◆ Brief: Report only the number of lines in this material that include "Masuk".

Extracted records:
»»

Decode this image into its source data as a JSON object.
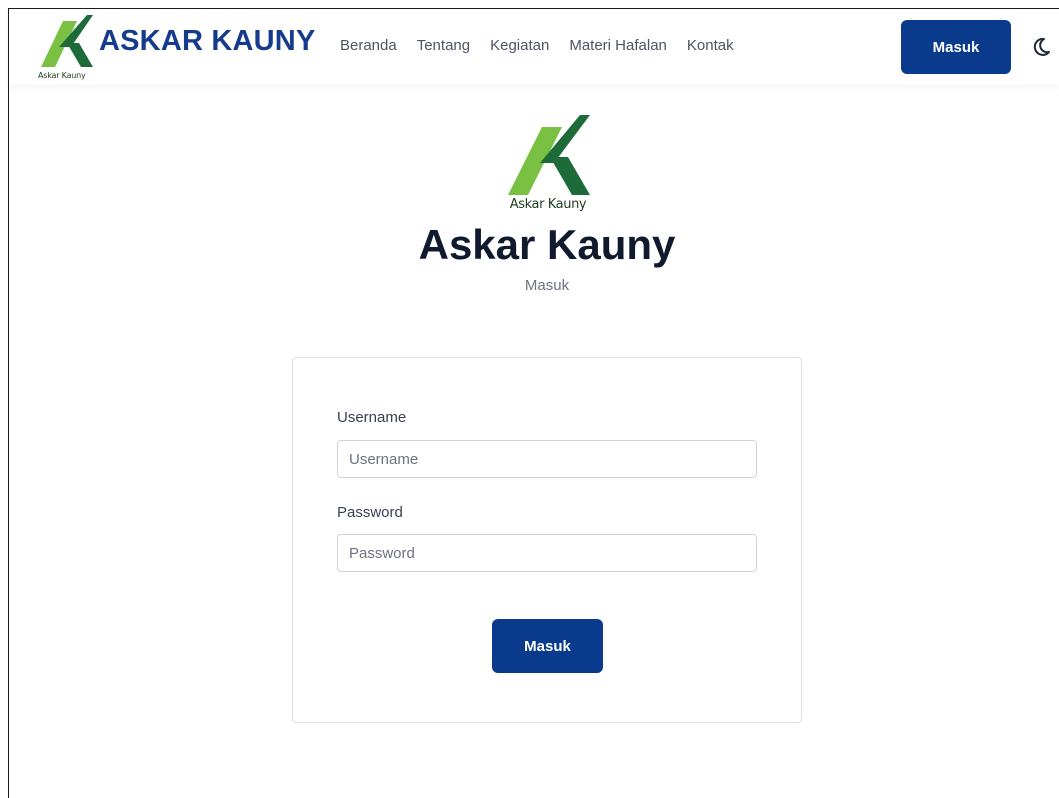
{
  "brand": {
    "name": "ASKAR KAUNY",
    "small_caption": "Askar Kauny"
  },
  "nav": {
    "links": [
      {
        "label": "Beranda"
      },
      {
        "label": "Tentang"
      },
      {
        "label": "Kegiatan"
      },
      {
        "label": "Materi Hafalan"
      },
      {
        "label": "Kontak"
      }
    ],
    "login_button": "Masuk",
    "theme_toggle_icon": "moon-icon"
  },
  "hero": {
    "logo_caption": "Askar Kauny",
    "title": "Askar Kauny",
    "subtitle": "Masuk"
  },
  "form": {
    "username_label": "Username",
    "username_placeholder": "Username",
    "username_value": "",
    "password_label": "Password",
    "password_placeholder": "Password",
    "password_value": "",
    "submit_label": "Masuk"
  },
  "colors": {
    "primary": "#0a3a8c",
    "brand_text": "#163b8c",
    "logo_light_green": "#7ac143",
    "logo_dark_green": "#1e6b3a"
  }
}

««

◆ Exercise answer: 3